Goal
From the listing below, pull each line that includes "oder".

Exercise data
==================================================

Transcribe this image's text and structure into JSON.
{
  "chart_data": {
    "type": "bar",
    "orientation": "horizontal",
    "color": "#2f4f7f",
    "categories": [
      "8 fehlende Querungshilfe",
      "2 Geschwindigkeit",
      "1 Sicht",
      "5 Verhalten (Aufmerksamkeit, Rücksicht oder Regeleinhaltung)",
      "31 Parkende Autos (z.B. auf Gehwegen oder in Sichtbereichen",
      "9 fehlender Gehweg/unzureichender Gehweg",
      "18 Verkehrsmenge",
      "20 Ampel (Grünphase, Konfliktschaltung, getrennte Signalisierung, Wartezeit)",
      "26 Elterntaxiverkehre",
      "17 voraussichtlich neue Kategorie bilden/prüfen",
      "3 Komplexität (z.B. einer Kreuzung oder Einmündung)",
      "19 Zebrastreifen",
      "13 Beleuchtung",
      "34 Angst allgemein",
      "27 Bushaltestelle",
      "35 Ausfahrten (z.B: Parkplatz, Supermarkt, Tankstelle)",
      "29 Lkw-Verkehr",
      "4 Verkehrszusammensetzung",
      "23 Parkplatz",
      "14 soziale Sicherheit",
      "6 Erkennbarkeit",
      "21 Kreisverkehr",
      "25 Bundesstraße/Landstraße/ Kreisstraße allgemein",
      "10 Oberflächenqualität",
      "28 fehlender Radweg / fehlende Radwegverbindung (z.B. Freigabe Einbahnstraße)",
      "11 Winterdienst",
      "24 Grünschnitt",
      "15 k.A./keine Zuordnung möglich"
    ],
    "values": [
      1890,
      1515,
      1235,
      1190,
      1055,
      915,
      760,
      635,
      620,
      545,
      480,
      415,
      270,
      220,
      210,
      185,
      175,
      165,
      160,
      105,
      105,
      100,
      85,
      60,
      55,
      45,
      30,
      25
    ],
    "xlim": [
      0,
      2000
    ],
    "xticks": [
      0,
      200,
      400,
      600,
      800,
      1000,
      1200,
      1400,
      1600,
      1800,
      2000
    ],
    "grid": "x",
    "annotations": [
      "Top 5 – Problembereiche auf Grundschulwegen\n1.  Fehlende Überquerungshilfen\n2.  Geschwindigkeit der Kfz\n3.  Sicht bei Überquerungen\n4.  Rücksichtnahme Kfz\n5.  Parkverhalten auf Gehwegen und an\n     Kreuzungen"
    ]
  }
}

==================================================

Problem solution
      "5 Verhalten (Aufmerksamkeit, Rücksicht oder Regeleinhaltung)",
      "31 Parkende Autos (z.B. auf Gehwegen oder in Sichtbereichen",
      "3 Komplexität (z.B. einer Kreuzung oder Einmündung)",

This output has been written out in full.